(Your objective): Write out nothing but the lines from the one containing "Give me the" through the last line below, both included, and without the pictures.

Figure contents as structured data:
--------

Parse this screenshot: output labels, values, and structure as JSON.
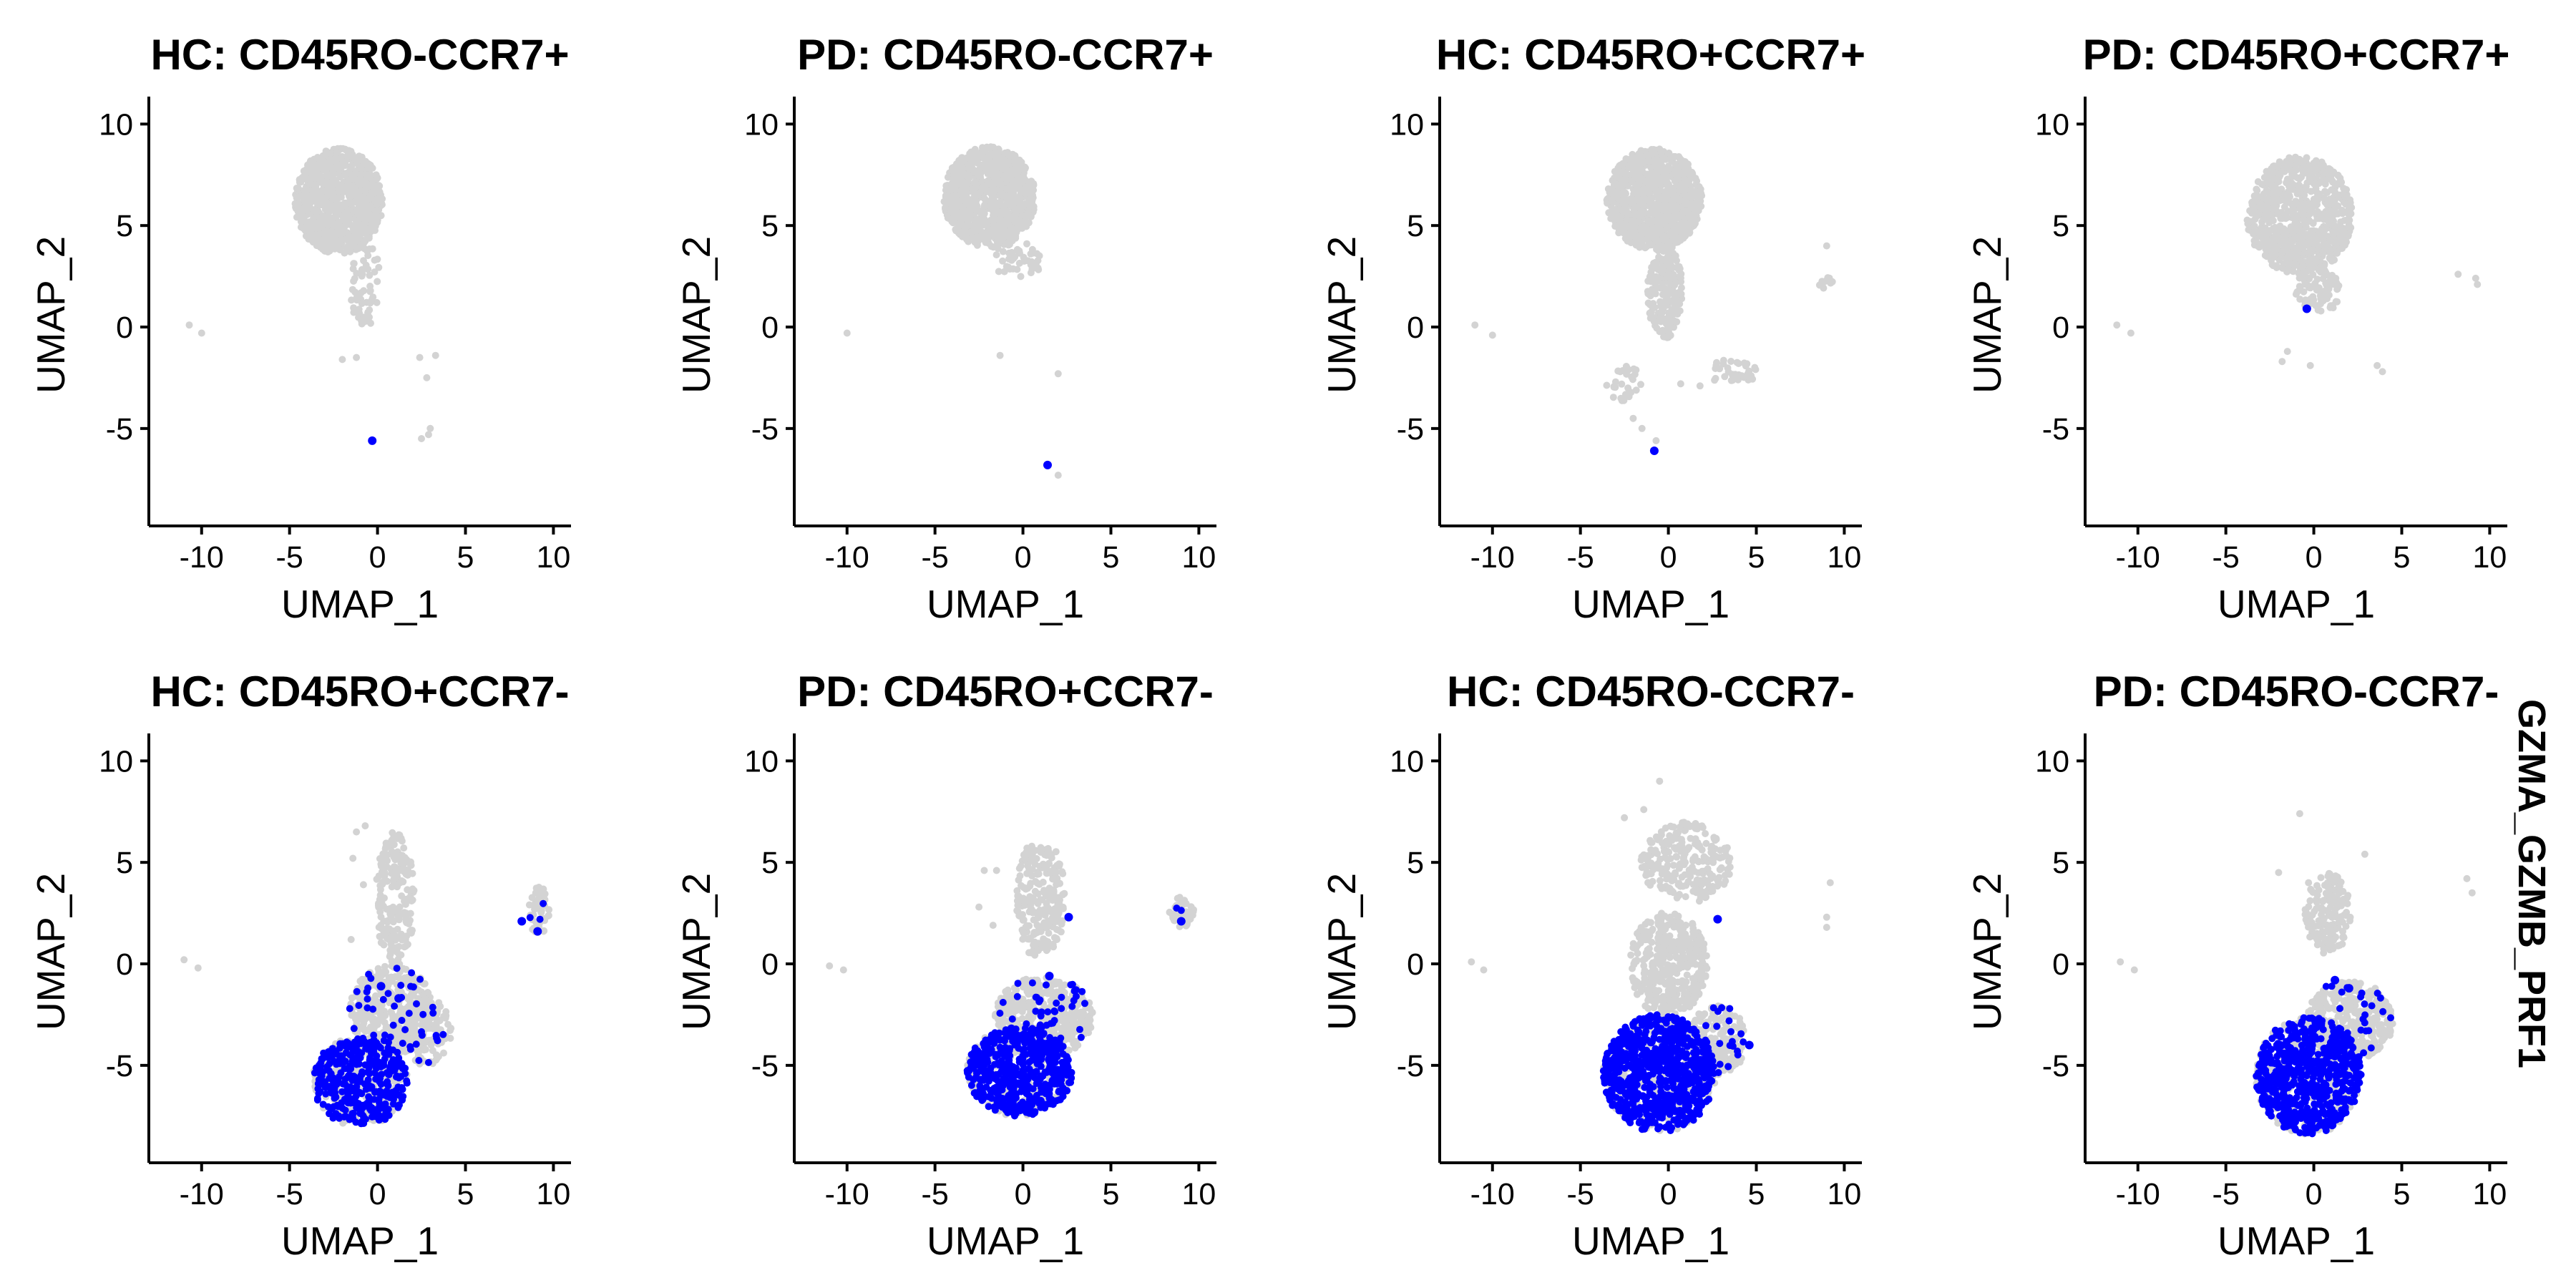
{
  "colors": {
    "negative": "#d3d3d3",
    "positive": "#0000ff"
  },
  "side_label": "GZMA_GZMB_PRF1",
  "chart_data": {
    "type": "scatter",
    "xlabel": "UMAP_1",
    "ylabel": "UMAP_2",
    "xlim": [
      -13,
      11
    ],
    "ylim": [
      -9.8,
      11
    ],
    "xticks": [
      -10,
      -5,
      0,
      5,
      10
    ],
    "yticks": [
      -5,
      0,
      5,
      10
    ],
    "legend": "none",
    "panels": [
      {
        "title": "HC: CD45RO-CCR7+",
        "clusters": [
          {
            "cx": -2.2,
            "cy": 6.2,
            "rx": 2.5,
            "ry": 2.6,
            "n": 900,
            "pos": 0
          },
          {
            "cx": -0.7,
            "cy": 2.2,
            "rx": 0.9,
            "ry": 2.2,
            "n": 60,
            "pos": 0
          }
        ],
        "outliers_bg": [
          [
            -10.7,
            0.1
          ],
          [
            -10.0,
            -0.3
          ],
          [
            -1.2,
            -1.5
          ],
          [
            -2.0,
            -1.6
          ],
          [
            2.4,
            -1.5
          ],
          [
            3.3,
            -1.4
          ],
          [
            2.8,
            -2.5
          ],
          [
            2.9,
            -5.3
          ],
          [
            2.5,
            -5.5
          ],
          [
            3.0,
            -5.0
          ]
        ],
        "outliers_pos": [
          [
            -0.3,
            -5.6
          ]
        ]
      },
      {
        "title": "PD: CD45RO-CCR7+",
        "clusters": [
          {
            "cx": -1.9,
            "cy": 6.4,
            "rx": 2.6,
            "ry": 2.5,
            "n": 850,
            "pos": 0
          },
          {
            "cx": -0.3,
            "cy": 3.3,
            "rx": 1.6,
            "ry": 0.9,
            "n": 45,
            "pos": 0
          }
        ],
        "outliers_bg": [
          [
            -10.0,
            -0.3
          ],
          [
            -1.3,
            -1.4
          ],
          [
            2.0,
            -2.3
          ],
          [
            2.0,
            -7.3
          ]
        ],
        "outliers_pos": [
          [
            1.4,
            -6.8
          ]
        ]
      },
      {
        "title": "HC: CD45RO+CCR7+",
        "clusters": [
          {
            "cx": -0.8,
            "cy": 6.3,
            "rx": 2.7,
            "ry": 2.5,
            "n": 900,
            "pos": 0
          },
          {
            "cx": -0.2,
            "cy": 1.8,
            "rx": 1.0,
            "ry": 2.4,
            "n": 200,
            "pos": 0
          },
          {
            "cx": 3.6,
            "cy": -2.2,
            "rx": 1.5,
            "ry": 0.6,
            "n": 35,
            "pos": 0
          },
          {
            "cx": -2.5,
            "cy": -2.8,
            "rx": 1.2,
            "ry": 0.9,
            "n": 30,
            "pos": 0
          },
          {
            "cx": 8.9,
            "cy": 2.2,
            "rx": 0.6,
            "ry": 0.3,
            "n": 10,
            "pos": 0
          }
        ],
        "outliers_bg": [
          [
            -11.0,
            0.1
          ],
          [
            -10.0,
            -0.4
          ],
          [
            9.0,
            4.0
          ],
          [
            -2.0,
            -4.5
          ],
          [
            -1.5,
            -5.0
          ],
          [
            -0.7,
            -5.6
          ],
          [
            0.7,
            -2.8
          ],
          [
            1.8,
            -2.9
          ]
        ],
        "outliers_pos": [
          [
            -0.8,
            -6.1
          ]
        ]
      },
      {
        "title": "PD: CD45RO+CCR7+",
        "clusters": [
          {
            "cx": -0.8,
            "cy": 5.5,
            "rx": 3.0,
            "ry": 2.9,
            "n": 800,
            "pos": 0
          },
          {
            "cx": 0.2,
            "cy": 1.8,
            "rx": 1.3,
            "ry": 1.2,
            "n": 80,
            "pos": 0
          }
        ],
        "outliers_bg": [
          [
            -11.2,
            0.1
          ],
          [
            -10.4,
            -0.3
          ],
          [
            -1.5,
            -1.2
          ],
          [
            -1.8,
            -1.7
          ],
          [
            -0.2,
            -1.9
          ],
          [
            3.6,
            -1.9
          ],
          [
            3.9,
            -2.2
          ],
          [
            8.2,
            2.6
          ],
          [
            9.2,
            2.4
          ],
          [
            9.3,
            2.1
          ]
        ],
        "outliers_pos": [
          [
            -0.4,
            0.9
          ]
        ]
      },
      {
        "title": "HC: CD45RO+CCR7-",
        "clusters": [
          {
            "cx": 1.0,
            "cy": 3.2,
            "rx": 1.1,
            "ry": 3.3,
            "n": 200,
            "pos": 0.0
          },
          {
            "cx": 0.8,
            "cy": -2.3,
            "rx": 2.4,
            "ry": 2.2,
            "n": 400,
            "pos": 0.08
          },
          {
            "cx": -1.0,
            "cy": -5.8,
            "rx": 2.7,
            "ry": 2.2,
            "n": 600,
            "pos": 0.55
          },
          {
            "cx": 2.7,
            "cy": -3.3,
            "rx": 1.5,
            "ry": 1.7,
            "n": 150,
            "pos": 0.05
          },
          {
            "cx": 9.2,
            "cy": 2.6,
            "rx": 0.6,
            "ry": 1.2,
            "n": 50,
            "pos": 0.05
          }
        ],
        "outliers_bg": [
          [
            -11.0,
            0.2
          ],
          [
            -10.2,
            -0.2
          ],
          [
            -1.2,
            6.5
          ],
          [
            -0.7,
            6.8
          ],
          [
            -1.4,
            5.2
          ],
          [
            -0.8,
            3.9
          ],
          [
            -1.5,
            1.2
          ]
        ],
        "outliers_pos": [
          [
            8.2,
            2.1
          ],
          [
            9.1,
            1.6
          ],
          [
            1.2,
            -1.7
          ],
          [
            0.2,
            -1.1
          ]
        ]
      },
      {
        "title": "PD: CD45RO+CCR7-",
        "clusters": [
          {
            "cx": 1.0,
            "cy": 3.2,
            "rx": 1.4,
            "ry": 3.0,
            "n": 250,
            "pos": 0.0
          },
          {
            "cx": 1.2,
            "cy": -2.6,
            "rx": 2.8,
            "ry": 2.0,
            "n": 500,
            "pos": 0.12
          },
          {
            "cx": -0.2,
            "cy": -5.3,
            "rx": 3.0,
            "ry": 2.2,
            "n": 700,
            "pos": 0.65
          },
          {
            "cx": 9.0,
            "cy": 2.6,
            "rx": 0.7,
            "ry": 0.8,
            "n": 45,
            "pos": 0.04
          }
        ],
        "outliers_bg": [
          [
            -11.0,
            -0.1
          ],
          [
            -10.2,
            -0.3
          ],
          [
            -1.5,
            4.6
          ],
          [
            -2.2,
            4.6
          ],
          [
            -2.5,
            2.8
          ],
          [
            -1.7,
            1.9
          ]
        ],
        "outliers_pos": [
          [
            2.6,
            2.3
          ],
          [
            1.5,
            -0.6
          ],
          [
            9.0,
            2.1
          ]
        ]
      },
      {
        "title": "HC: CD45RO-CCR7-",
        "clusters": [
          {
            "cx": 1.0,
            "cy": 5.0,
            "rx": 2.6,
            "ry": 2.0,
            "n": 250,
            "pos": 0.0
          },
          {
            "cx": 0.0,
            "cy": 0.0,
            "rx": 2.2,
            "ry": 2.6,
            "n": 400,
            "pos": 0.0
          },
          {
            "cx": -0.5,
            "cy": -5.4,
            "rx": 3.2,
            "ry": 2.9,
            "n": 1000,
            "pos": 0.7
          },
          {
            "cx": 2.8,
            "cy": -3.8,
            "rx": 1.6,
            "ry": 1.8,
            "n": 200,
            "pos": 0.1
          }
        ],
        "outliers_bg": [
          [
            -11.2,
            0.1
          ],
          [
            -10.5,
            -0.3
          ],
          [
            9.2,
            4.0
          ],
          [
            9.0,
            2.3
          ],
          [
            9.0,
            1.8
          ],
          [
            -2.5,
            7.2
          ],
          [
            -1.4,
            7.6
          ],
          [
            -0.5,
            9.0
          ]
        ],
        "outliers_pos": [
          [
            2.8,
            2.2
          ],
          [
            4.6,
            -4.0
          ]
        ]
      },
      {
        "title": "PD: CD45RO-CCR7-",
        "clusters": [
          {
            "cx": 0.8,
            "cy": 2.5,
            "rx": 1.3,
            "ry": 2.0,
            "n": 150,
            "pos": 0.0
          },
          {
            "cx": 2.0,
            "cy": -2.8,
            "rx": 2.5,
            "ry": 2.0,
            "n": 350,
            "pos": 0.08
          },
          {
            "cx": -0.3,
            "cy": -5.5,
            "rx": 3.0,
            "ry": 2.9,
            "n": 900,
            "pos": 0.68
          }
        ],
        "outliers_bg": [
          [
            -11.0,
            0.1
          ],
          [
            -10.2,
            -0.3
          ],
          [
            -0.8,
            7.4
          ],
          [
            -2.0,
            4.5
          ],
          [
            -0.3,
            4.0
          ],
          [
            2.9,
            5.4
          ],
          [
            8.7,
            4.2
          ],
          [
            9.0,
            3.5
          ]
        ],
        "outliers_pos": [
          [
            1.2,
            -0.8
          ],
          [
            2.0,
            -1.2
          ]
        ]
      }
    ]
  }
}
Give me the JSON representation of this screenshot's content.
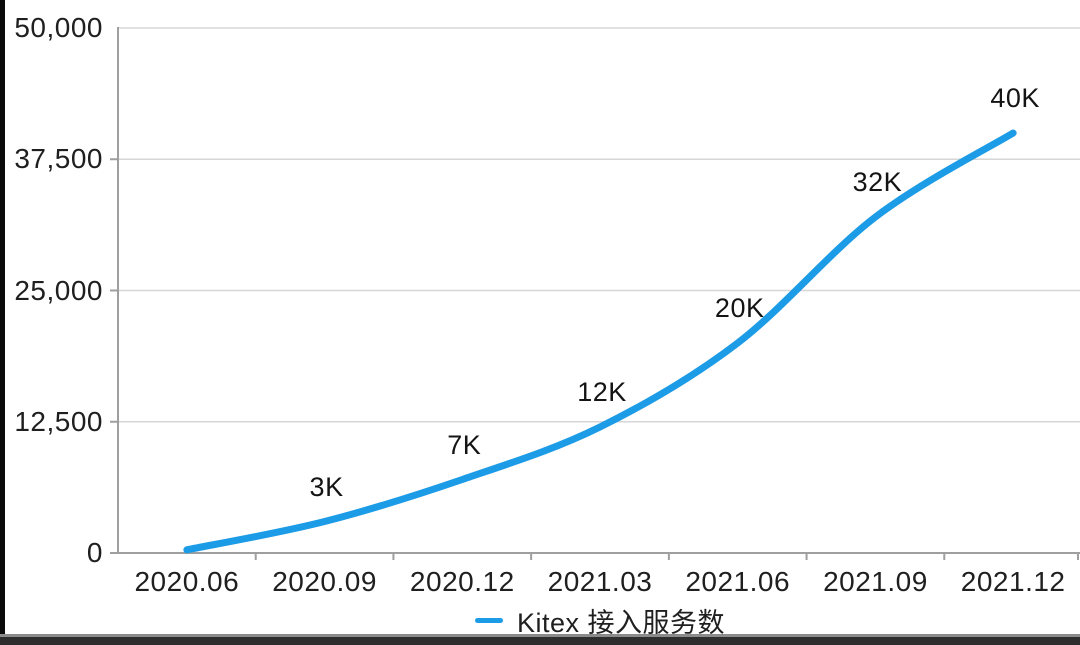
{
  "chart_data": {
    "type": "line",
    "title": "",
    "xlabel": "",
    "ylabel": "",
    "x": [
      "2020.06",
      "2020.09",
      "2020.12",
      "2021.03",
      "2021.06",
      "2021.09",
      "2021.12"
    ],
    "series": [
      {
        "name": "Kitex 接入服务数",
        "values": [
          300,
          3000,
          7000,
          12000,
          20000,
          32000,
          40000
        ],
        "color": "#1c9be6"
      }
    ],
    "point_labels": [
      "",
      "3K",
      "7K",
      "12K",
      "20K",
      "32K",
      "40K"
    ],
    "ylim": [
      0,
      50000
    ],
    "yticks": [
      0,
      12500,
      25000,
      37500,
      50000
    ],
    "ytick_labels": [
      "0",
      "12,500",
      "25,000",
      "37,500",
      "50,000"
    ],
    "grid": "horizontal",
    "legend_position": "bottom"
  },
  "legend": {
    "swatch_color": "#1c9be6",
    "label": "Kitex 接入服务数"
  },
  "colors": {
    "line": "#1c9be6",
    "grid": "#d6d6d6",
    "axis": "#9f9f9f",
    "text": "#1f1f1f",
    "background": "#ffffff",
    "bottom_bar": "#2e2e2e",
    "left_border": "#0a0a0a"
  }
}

--------

(The reply):
Give me the JSON representation of this screenshot's content.
{
  "chart_data": {
    "type": "line",
    "title": "",
    "xlabel": "",
    "ylabel": "",
    "x": [
      "2020.06",
      "2020.09",
      "2020.12",
      "2021.03",
      "2021.06",
      "2021.09",
      "2021.12"
    ],
    "series": [
      {
        "name": "Kitex 接入服务数",
        "values": [
          300,
          3000,
          7000,
          12000,
          20000,
          32000,
          40000
        ],
        "color": "#1c9be6"
      }
    ],
    "point_labels": [
      "",
      "3K",
      "7K",
      "12K",
      "20K",
      "32K",
      "40K"
    ],
    "ylim": [
      0,
      50000
    ],
    "yticks": [
      0,
      12500,
      25000,
      37500,
      50000
    ],
    "ytick_labels": [
      "0",
      "12,500",
      "25,000",
      "37,500",
      "50,000"
    ],
    "grid": "horizontal",
    "legend_position": "bottom"
  },
  "legend": {
    "swatch_color": "#1c9be6",
    "label": "Kitex 接入服务数"
  },
  "colors": {
    "line": "#1c9be6",
    "grid": "#d6d6d6",
    "axis": "#9f9f9f",
    "text": "#1f1f1f",
    "background": "#ffffff",
    "bottom_bar": "#2e2e2e",
    "left_border": "#0a0a0a"
  }
}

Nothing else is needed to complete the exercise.